>>>
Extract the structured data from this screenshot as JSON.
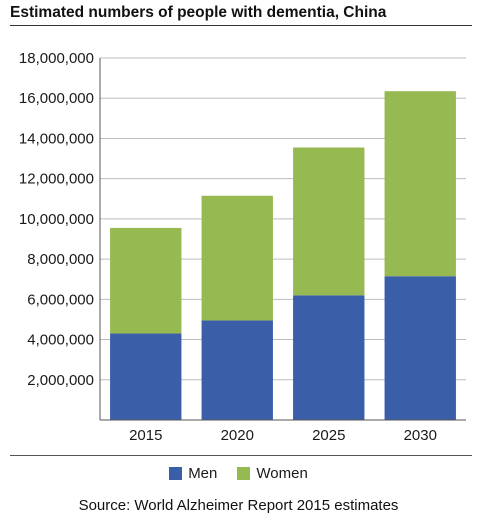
{
  "chart_data": {
    "type": "bar",
    "stacked": true,
    "title": "Estimated numbers of people with dementia, China",
    "categories": [
      "2015",
      "2020",
      "2025",
      "2030"
    ],
    "series": [
      {
        "name": "Men",
        "values": [
          4300000,
          4950000,
          6200000,
          7150000
        ],
        "color": "#3a5ea8"
      },
      {
        "name": "Women",
        "values": [
          5250000,
          6200000,
          7350000,
          9200000
        ],
        "color": "#97b952"
      }
    ],
    "ylim": [
      0,
      18000000
    ],
    "yticks": [
      "2,000,000",
      "4,000,000",
      "6,000,000",
      "8,000,000",
      "10,000,000",
      "12,000,000",
      "14,000,000",
      "16,000,000",
      "18,000,000"
    ],
    "ytick_values": [
      2000000,
      4000000,
      6000000,
      8000000,
      10000000,
      12000000,
      14000000,
      16000000,
      18000000
    ],
    "grid": true,
    "legend": "bottom",
    "source": "Source: World Alzheimer Report 2015 estimates"
  },
  "colors": {
    "men": "#3a5ea8",
    "women": "#97b952",
    "grid": "#bdbdbd",
    "axis": "#555555"
  }
}
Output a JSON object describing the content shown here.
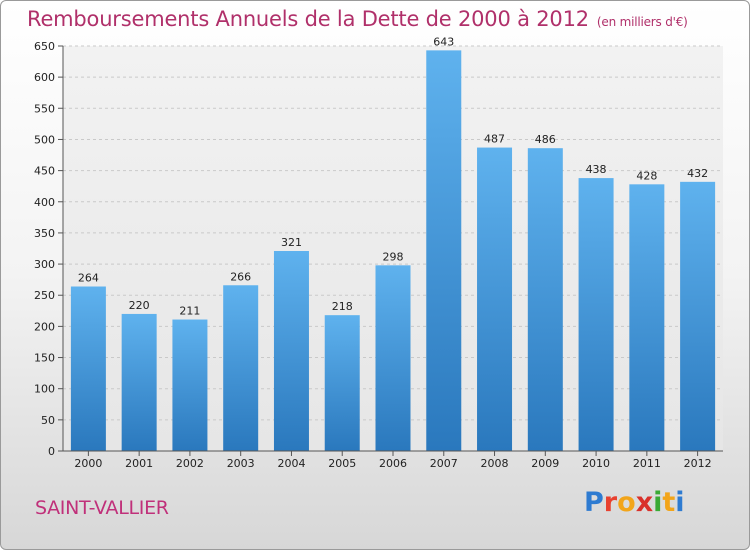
<<<
GOAL: Without the pictures, print the records in full, exactly as they appear.

TASK RESPONSE:
Extract the structured data from this screenshot as JSON.
{
  "chart_data": {
    "type": "bar",
    "stacked": true,
    "title": "Estimated numbers of people with dementia, China",
    "categories": [
      "2015",
      "2020",
      "2025",
      "2030"
    ],
    "series": [
      {
        "name": "Men",
        "values": [
          4300000,
          4950000,
          6200000,
          7150000
        ],
        "color": "#3a5ea8"
      },
      {
        "name": "Women",
        "values": [
          5250000,
          6200000,
          7350000,
          9200000
        ],
        "color": "#97b952"
      }
    ],
    "ylim": [
      0,
      18000000
    ],
    "yticks": [
      "2,000,000",
      "4,000,000",
      "6,000,000",
      "8,000,000",
      "10,000,000",
      "12,000,000",
      "14,000,000",
      "16,000,000",
      "18,000,000"
    ],
    "ytick_values": [
      2000000,
      4000000,
      6000000,
      8000000,
      10000000,
      12000000,
      14000000,
      16000000,
      18000000
    ],
    "grid": true,
    "legend": "bottom",
    "source": "Source: World Alzheimer Report 2015 estimates"
  },
  "colors": {
    "men": "#3a5ea8",
    "women": "#97b952",
    "grid": "#bdbdbd",
    "axis": "#555555"
  }
}
Output a JSON object describing the content shown here.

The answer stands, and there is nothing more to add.